◆ What you are asked to do: Whenever a line below holds the word "vote", copy that line.

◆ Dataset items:
☆ ☆ ☆ ☆ ☆
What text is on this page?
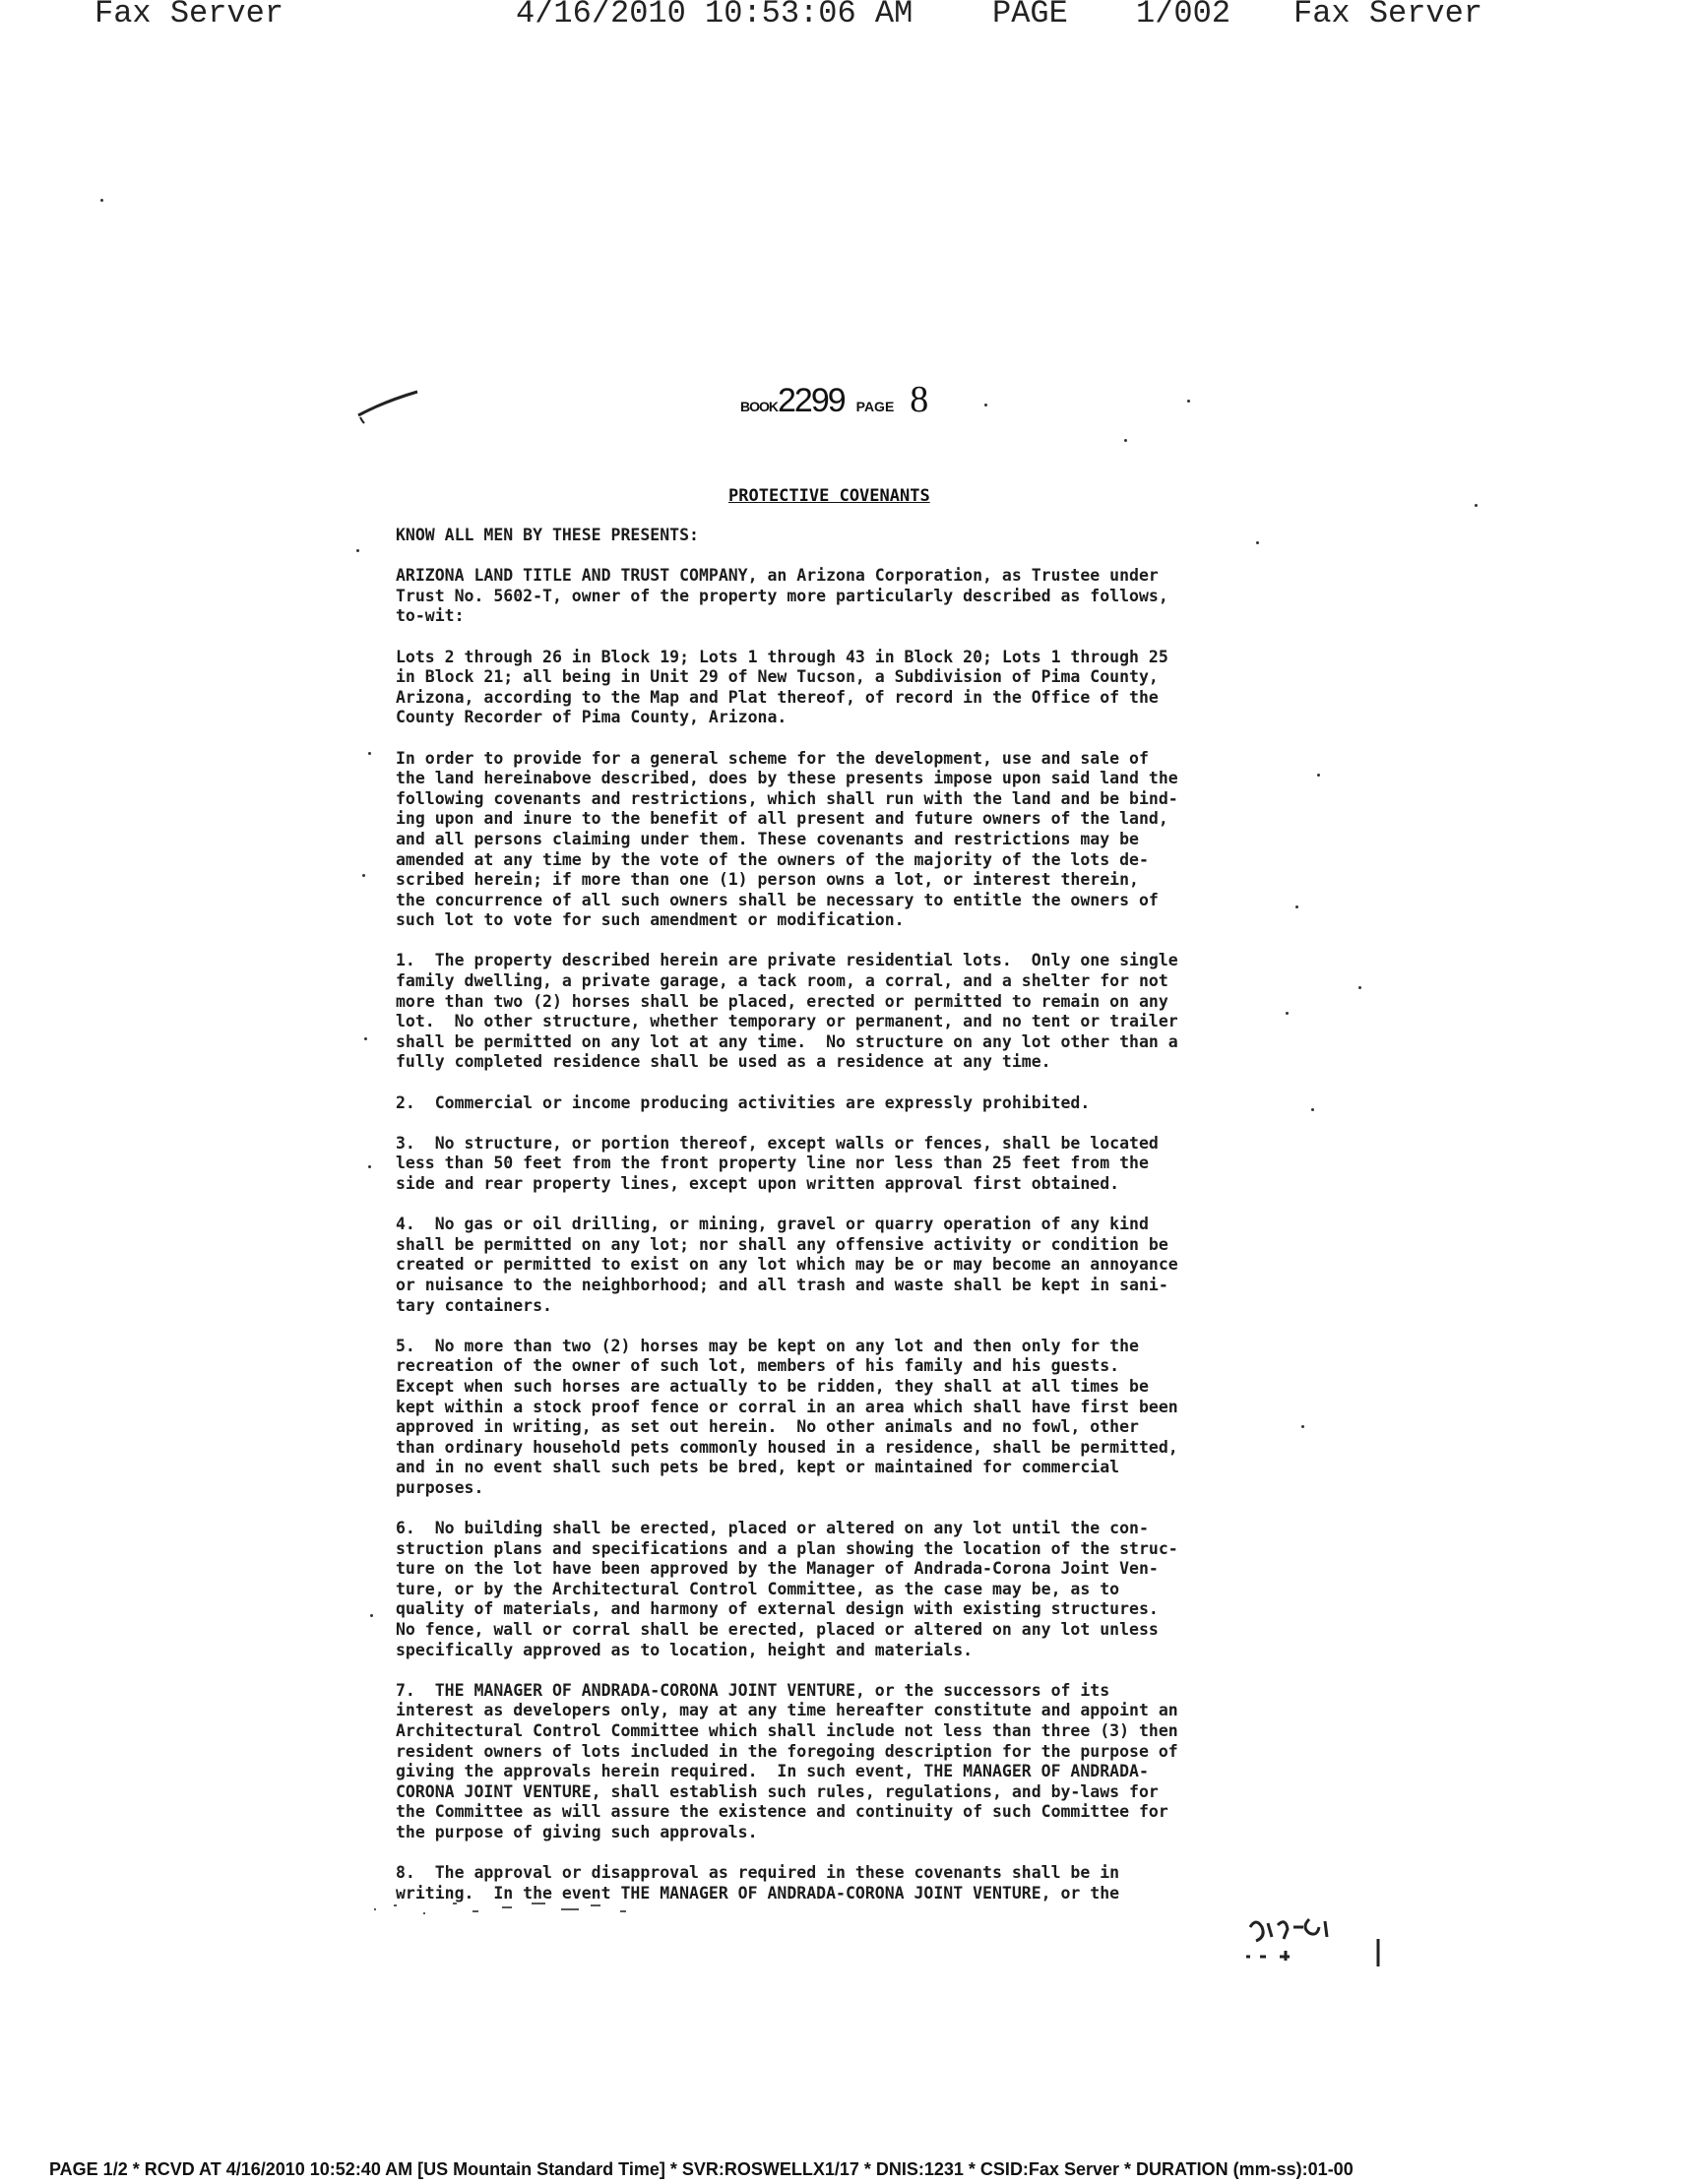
Fax Server	4/16/2010 10:53:06 AM	PAGE 1/002 Fax Server
BOOK2299 PAGE 8
PROTECTIVE COVENANTS

KNOW ALL MEN BY THESE PRESENTS:

ARIZONA LAND TITLE AND TRUST COMPANY, an Arizona Corporation, as Trustee under

Trust No. 5602-T, owner of the property more particularly described as follows,

to-wit:

Lots 2 through 26 in Block 19; Lots 1 through 43 in Block 20; Lots 1 through 25

in Block 21; all being in Unit 29 of New Tucson, a Subdivision of Pima County,

Arizona, according to the Map and Plat thereof, of record in the Office of the

County Recorder of Pima County, Arizona.

In order to provide for a general scheme for the development, use and sale of

the land hereinabove described, does by these presents impose upon said land the

following covenants and restrictions, which shall run with the land and be bind-

ing upon and inure to the benefit of all present and future owners of the land,

and all persons claiming under them. These covenants and restrictions may be

amended at any time by the vote of the owners of the majority of the lots de-

scribed herein; if more than one (1) person owns a lot, or interest therein,

the concurrence of all such owners shall be necessary to entitle the owners of

such lot to vote for such amendment or modification.

1.  The property described herein are private residential lots.  Only one single

family dwelling, a private garage, a tack room, a corral, and a shelter for not

more than two (2) horses shall be placed, erected or permitted to remain on any

lot.  No other structure, whether temporary or permanent, and no tent or trailer

shall be permitted on any lot at any time.  No structure on any lot other than a

fully completed residence shall be used as a residence at any time.

2.  Commercial or income producing activities are expressly prohibited.

3.  No structure, or portion thereof, except walls or fences, shall be located

less than 50 feet from the front property line nor less than 25 feet from the

side and rear property lines, except upon written approval first obtained.

4.  No gas or oil drilling, or mining, gravel or quarry operation of any kind

shall be permitted on any lot; nor shall any offensive activity or condition be

created or permitted to exist on any lot which may be or may become an annoyance

or nuisance to the neighborhood; and all trash and waste shall be kept in sani-

tary containers.

5.  No more than two (2) horses may be kept on any lot and then only for the

recreation of the owner of such lot, members of his family and his guests.

Except when such horses are actually to be ridden, they shall at all times be

kept within a stock proof fence or corral in an area which shall have first been

approved in writing, as set out herein.  No other animals and no fowl, other

than ordinary household pets commonly housed in a residence, shall be permitted,

and in no event shall such pets be bred, kept or maintained for commercial

purposes.

6.  No building shall be erected, placed or altered on any lot until the con-

struction plans and specifications and a plan showing the location of the struc-

ture on the lot have been approved by the Manager of Andrada-Corona Joint Ven-

ture, or by the Architectural Control Committee, as the case may be, as to

quality of materials, and harmony of external design with existing structures.

No fence, wall or corral shall be erected, placed or altered on any lot unless

specifically approved as to location, height and materials.

7.  THE MANAGER OF ANDRADA-CORONA JOINT VENTURE, or the successors of its

interest as developers only, may at any time hereafter constitute and appoint an

Architectural Control Committee which shall include not less than three (3) then

resident owners of lots included in the foregoing description for the purpose of

giving the approvals herein required.  In such event, THE MANAGER OF ANDRADA-

CORONA JOINT VENTURE, shall establish such rules, regulations, and by-laws for

the Committee as will assure the existence and continuity of such Committee for

the purpose of giving such approvals.

8.  The approval or disapproval as required in these covenants shall be in

writing.  In the event THE MANAGER OF ANDRADA-CORONA JOINT VENTURE, or the

PAGE 1/2 * RCVD AT 4/16/2010 10:52:40 AM [US Mountain Standard Time] * SVR:ROSWELLX1/17 * DNIS:1231 * CSID:Fax Server * DURATION (mm-ss):01-00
☆ ☆ ☆ ☆ ☆
◆ Complete answer:
amended at any time by the vote of the owners of the majority of the lots de-
such lot to vote for such amendment or modification.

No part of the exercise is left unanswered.